===== DATA RECORDS

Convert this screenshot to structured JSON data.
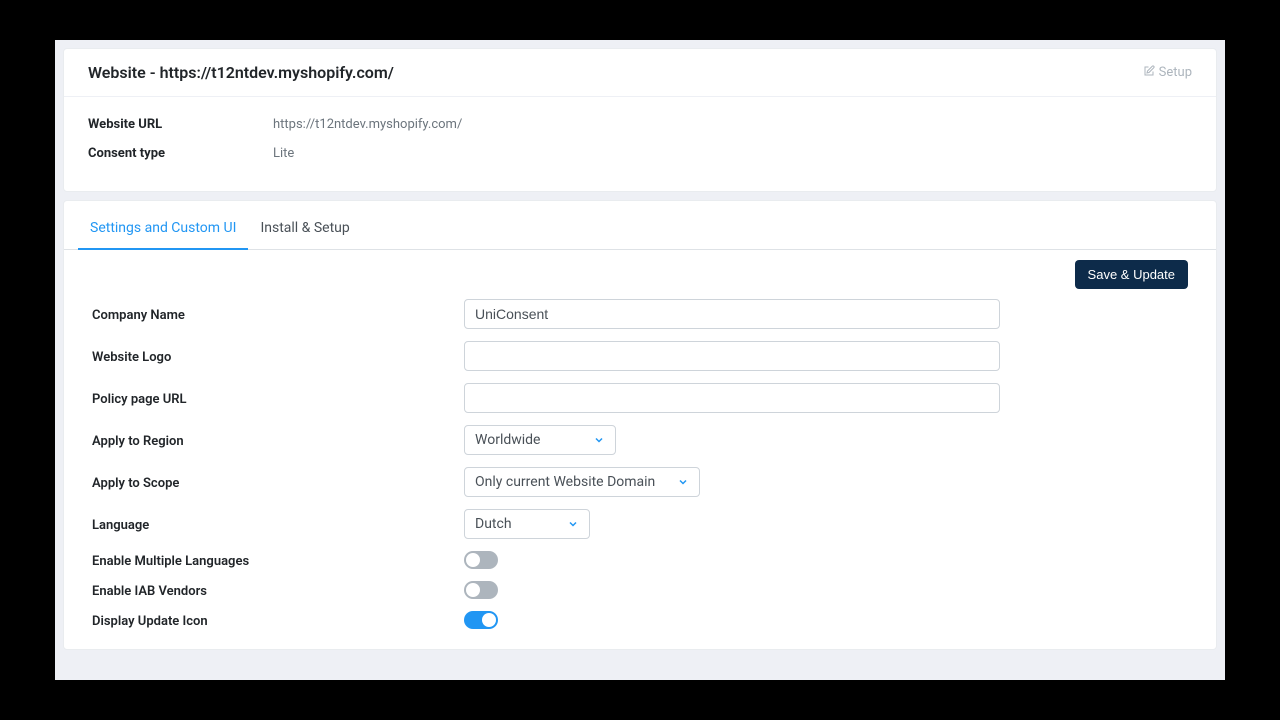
{
  "header": {
    "title": "Website - https://t12ntdev.myshopify.com/",
    "setup_label": "Setup"
  },
  "info": {
    "url_label": "Website URL",
    "url_value": "https://t12ntdev.myshopify.com/",
    "consent_label": "Consent type",
    "consent_value": "Lite"
  },
  "tabs": {
    "settings": "Settings and Custom UI",
    "install": "Install & Setup"
  },
  "actions": {
    "save": "Save & Update"
  },
  "form": {
    "company_label": "Company Name",
    "company_value": "UniConsent",
    "logo_label": "Website Logo",
    "logo_value": "",
    "policy_label": "Policy page URL",
    "policy_value": "",
    "region_label": "Apply to Region",
    "region_value": "Worldwide",
    "scope_label": "Apply to Scope",
    "scope_value": "Only current Website Domain",
    "language_label": "Language",
    "language_value": "Dutch",
    "multi_lang_label": "Enable Multiple Languages",
    "multi_lang_on": false,
    "iab_label": "Enable IAB Vendors",
    "iab_on": false,
    "update_icon_label": "Display Update Icon",
    "update_icon_on": true
  }
}
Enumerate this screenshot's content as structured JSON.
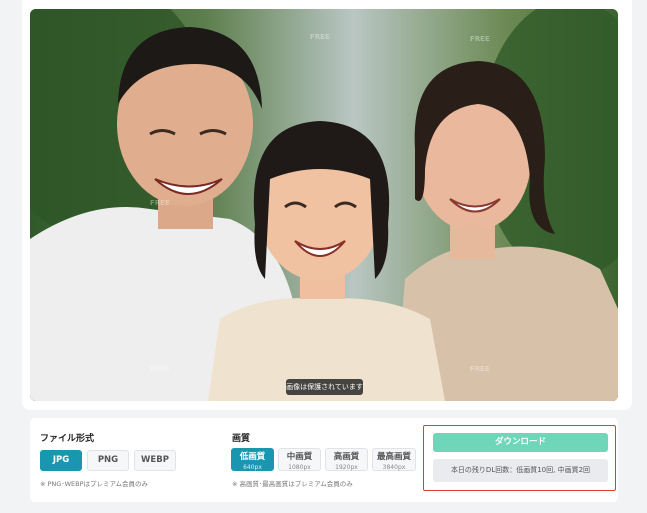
{
  "photo": {
    "alt": "family-photo",
    "protect_badge": "画像は保護されています",
    "watermark": "FREE"
  },
  "format": {
    "title": "ファイル形式",
    "options": [
      {
        "label": "JPG",
        "selected": true
      },
      {
        "label": "PNG",
        "selected": false
      },
      {
        "label": "WEBP",
        "selected": false
      }
    ],
    "note": "※ PNG･WEBPはプレミアム会員のみ"
  },
  "quality": {
    "title": "画質",
    "options": [
      {
        "label": "低画質",
        "size": "640px",
        "selected": true
      },
      {
        "label": "中画質",
        "size": "1080px",
        "selected": false
      },
      {
        "label": "高画質",
        "size": "1920px",
        "selected": false
      },
      {
        "label": "最高画質",
        "size": "3840px",
        "selected": false
      }
    ],
    "note": "※ 高画質･最高画質はプレミアム会員のみ"
  },
  "download": {
    "button_label": "ダウンロード",
    "remaining": "本日の残りDL回数：低画質10回, 中画質2回"
  },
  "colors": {
    "accent": "#1a97b0",
    "download": "#6fd6b9",
    "highlight_border": "#e23b3b"
  }
}
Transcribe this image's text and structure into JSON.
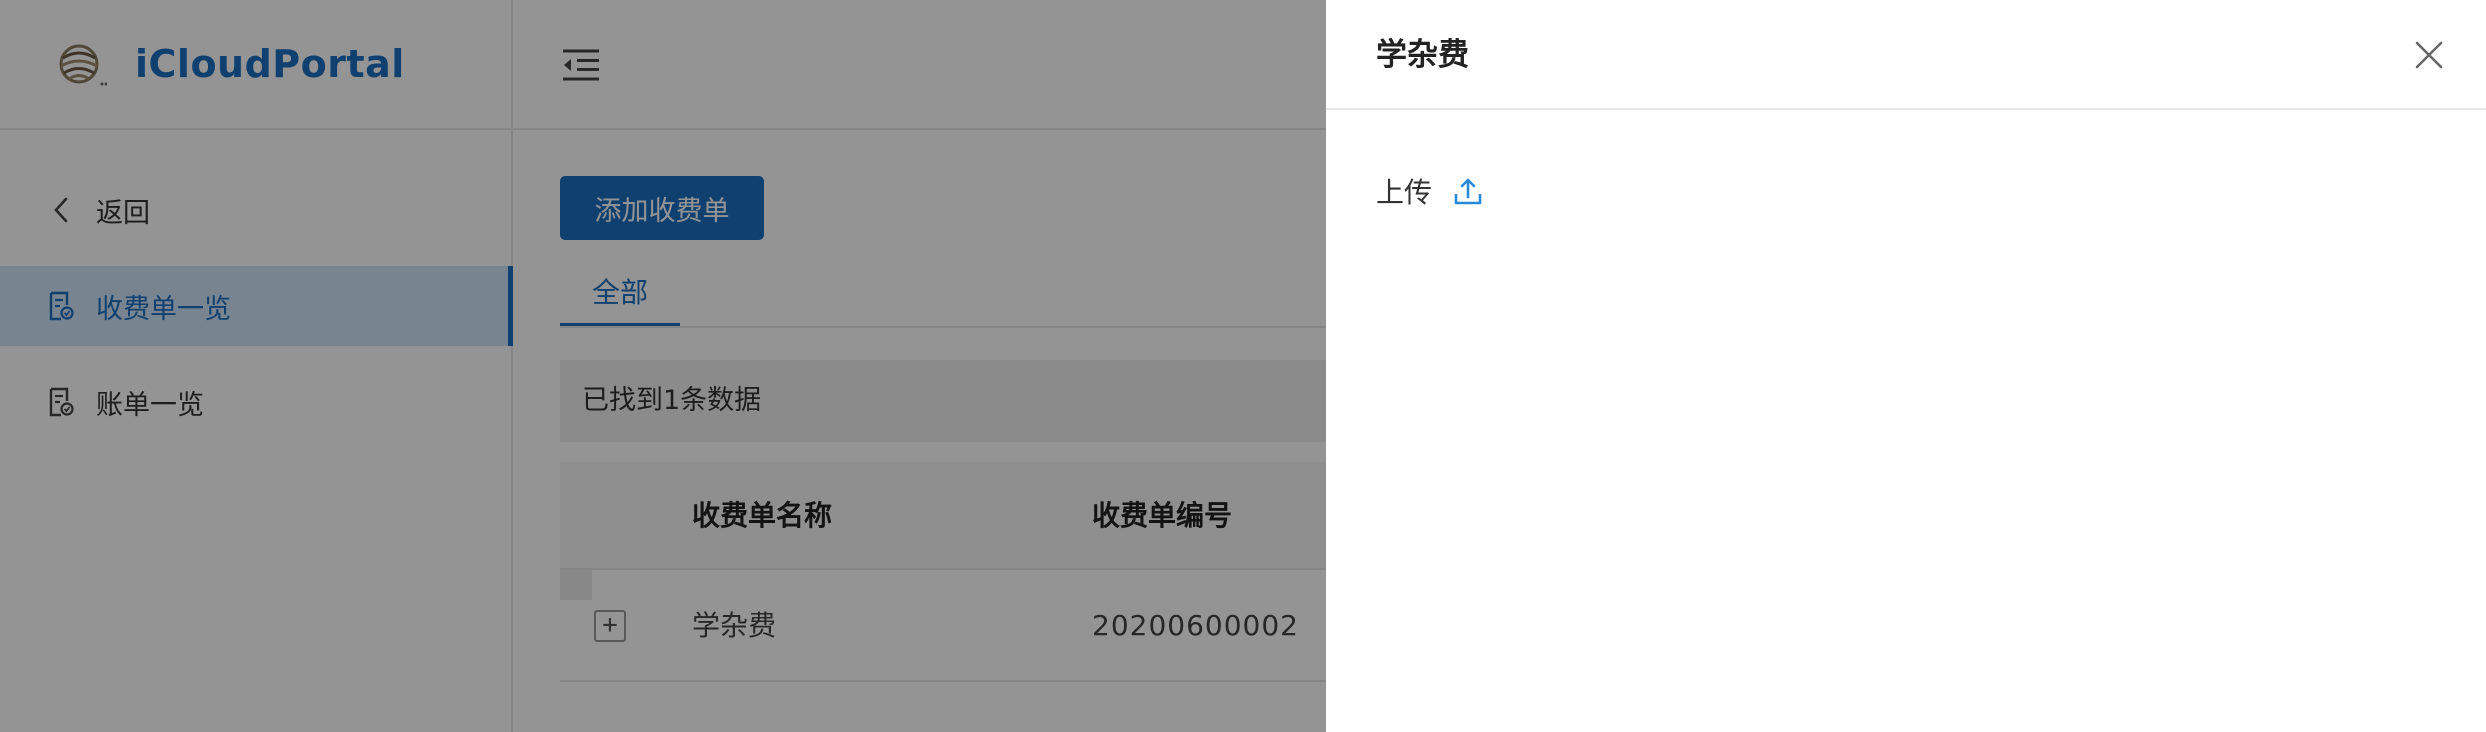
{
  "logo": {
    "text": "iCloudPortal",
    "brand_color": "#1b6fc0"
  },
  "sidebar": {
    "items": [
      {
        "label": "返回",
        "icon": "chevron-left-icon"
      },
      {
        "label": "收费单一览",
        "icon": "receipt-icon",
        "active": true
      },
      {
        "label": "账单一览",
        "icon": "receipt-icon"
      }
    ]
  },
  "toolbar": {
    "menu_icon": "menu-collapse-icon",
    "add_label": "添加收费单"
  },
  "tabs": [
    {
      "label": "全部",
      "active": true
    }
  ],
  "results": {
    "found_text": "已找到1条数据"
  },
  "table": {
    "columns": [
      "收费单名称",
      "收费单编号"
    ],
    "rows": [
      {
        "name": "学杂费",
        "code": "20200600002"
      }
    ]
  },
  "drawer": {
    "title": "学杂费",
    "upload_label": "上传",
    "upload_icon": "upload-icon",
    "close_icon": "close-icon"
  },
  "colors": {
    "accent": "#1b6fc0",
    "overlay": "rgba(0,0,0,0.42)"
  }
}
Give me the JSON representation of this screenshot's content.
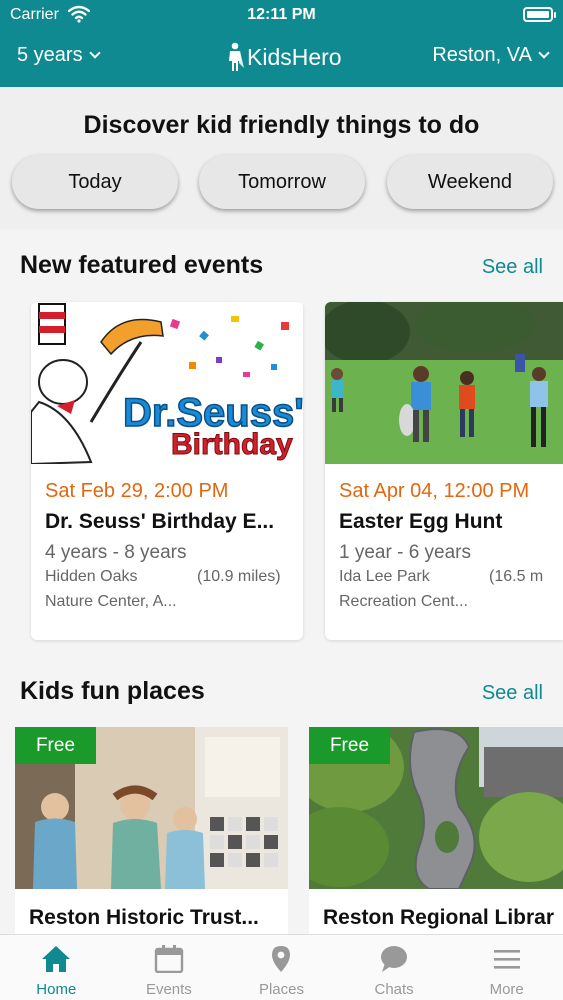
{
  "status_bar": {
    "carrier": "Carrier",
    "time": "12:11 PM"
  },
  "header": {
    "age_filter": "5 years",
    "logo_text": "KidsHero",
    "location": "Reston, VA"
  },
  "discover": {
    "title": "Discover kid friendly things to do",
    "pills": [
      "Today",
      "Tomorrow",
      "Weekend"
    ]
  },
  "featured": {
    "title": "New featured events",
    "see_all": "See all",
    "events": [
      {
        "date": "Sat Feb 29, 2:00 PM",
        "title": "Dr. Seuss' Birthday E...",
        "age_from": "4 years",
        "age_to": "8 years",
        "place_line1": "Hidden Oaks",
        "distance": "(10.9 miles)",
        "place_line2": "Nature Center, A...",
        "image_text_1": "Dr.Seuss'",
        "image_text_2": "Birthday"
      },
      {
        "date": "Sat Apr 04, 12:00 PM",
        "title": "Easter Egg Hunt",
        "age_from": "1 year",
        "age_to": "6 years",
        "place_line1": "Ida Lee Park",
        "distance": "(16.5 m",
        "place_line2": "Recreation Cent..."
      }
    ]
  },
  "places": {
    "title": "Kids fun places",
    "see_all": "See all",
    "items": [
      {
        "badge": "Free",
        "title": "Reston Historic Trust..."
      },
      {
        "badge": "Free",
        "title": "Reston Regional Librar"
      }
    ]
  },
  "tabs": [
    {
      "label": "Home",
      "icon": "home-icon",
      "active": true
    },
    {
      "label": "Events",
      "icon": "calendar-icon",
      "active": false
    },
    {
      "label": "Places",
      "icon": "map-pin-icon",
      "active": false
    },
    {
      "label": "Chats",
      "icon": "chat-bubble-icon",
      "active": false
    },
    {
      "label": "More",
      "icon": "menu-icon",
      "active": false
    }
  ],
  "colors": {
    "brand": "#0e8a90",
    "date": "#e2670f",
    "free_badge": "#1a9a2b"
  }
}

==========

Print every entry exactly as written, without the pictures.

Convert this screenshot to structured JSON data.
{
  "header": {
    "title": "Website - https://t12ntdev.myshopify.com/",
    "setup_label": "Setup"
  },
  "info": {
    "url_label": "Website URL",
    "url_value": "https://t12ntdev.myshopify.com/",
    "consent_label": "Consent type",
    "consent_value": "Lite"
  },
  "tabs": {
    "settings": "Settings and Custom UI",
    "install": "Install & Setup"
  },
  "actions": {
    "save": "Save & Update"
  },
  "form": {
    "company_label": "Company Name",
    "company_value": "UniConsent",
    "logo_label": "Website Logo",
    "logo_value": "",
    "policy_label": "Policy page URL",
    "policy_value": "",
    "region_label": "Apply to Region",
    "region_value": "Worldwide",
    "scope_label": "Apply to Scope",
    "scope_value": "Only current Website Domain",
    "language_label": "Language",
    "language_value": "Dutch",
    "multi_lang_label": "Enable Multiple Languages",
    "multi_lang_on": false,
    "iab_label": "Enable IAB Vendors",
    "iab_on": false,
    "update_icon_label": "Display Update Icon",
    "update_icon_on": true
  }
}
Enumerate this screenshot's content as structured JSON.
{
  "photo": {
    "alt": "family-photo",
    "protect_badge": "画像は保護されています",
    "watermark": "FREE"
  },
  "format": {
    "title": "ファイル形式",
    "options": [
      {
        "label": "JPG",
        "selected": true
      },
      {
        "label": "PNG",
        "selected": false
      },
      {
        "label": "WEBP",
        "selected": false
      }
    ],
    "note": "※ PNG･WEBPはプレミアム会員のみ"
  },
  "quality": {
    "title": "画質",
    "options": [
      {
        "label": "低画質",
        "size": "640px",
        "selected": true
      },
      {
        "label": "中画質",
        "size": "1080px",
        "selected": false
      },
      {
        "label": "高画質",
        "size": "1920px",
        "selected": false
      },
      {
        "label": "最高画質",
        "size": "3840px",
        "selected": false
      }
    ],
    "note": "※ 高画質･最高画質はプレミアム会員のみ"
  },
  "download": {
    "button_label": "ダウンロード",
    "remaining": "本日の残りDL回数：低画質10回, 中画質2回"
  },
  "colors": {
    "accent": "#1a97b0",
    "download": "#6fd6b9",
    "highlight_border": "#e23b3b"
  }
}
Transcribe this image's text and structure into JSON.
{
  "logo": {
    "text": "iCloudPortal",
    "brand_color": "#1b6fc0"
  },
  "sidebar": {
    "items": [
      {
        "label": "返回",
        "icon": "chevron-left-icon"
      },
      {
        "label": "收费单一览",
        "icon": "receipt-icon",
        "active": true
      },
      {
        "label": "账单一览",
        "icon": "receipt-icon"
      }
    ]
  },
  "toolbar": {
    "menu_icon": "menu-collapse-icon",
    "add_label": "添加收费单"
  },
  "tabs": [
    {
      "label": "全部",
      "active": true
    }
  ],
  "results": {
    "found_text": "已找到1条数据"
  },
  "table": {
    "columns": [
      "收费单名称",
      "收费单编号"
    ],
    "rows": [
      {
        "name": "学杂费",
        "code": "20200600002"
      }
    ]
  },
  "drawer": {
    "title": "学杂费",
    "upload_label": "上传",
    "upload_icon": "upload-icon",
    "close_icon": "close-icon"
  },
  "colors": {
    "accent": "#1b6fc0",
    "overlay": "rgba(0,0,0,0.42)"
  }
}
Give me the JSON representation of this screenshot's content.
{
  "status_bar": {
    "carrier": "Carrier",
    "time": "12:11 PM"
  },
  "header": {
    "age_filter": "5 years",
    "logo_text": "KidsHero",
    "location": "Reston, VA"
  },
  "discover": {
    "title": "Discover kid friendly things to do",
    "pills": [
      "Today",
      "Tomorrow",
      "Weekend"
    ]
  },
  "featured": {
    "title": "New featured events",
    "see_all": "See all",
    "events": [
      {
        "date": "Sat Feb 29, 2:00 PM",
        "title": "Dr. Seuss' Birthday E...",
        "age_from": "4 years",
        "age_to": "8 years",
        "place_line1": "Hidden Oaks",
        "distance": "(10.9 miles)",
        "place_line2": "Nature Center, A...",
        "image_text_1": "Dr.Seuss'",
        "image_text_2": "Birthday"
      },
      {
        "date": "Sat Apr 04, 12:00 PM",
        "title": "Easter Egg Hunt",
        "age_from": "1 year",
        "age_to": "6 years",
        "place_line1": "Ida Lee Park",
        "distance": "(16.5 m",
        "place_line2": "Recreation Cent..."
      }
    ]
  },
  "places": {
    "title": "Kids fun places",
    "see_all": "See all",
    "items": [
      {
        "badge": "Free",
        "title": "Reston Historic Trust..."
      },
      {
        "badge": "Free",
        "title": "Reston Regional Librar"
      }
    ]
  },
  "tabs": [
    {
      "label": "Home",
      "icon": "home-icon",
      "active": true
    },
    {
      "label": "Events",
      "icon": "calendar-icon",
      "active": false
    },
    {
      "label": "Places",
      "icon": "map-pin-icon",
      "active": false
    },
    {
      "label": "Chats",
      "icon": "chat-bubble-icon",
      "active": false
    },
    {
      "label": "More",
      "icon": "menu-icon",
      "active": false
    }
  ],
  "colors": {
    "brand": "#0e8a90",
    "date": "#e2670f",
    "free_badge": "#1a9a2b"
  }
}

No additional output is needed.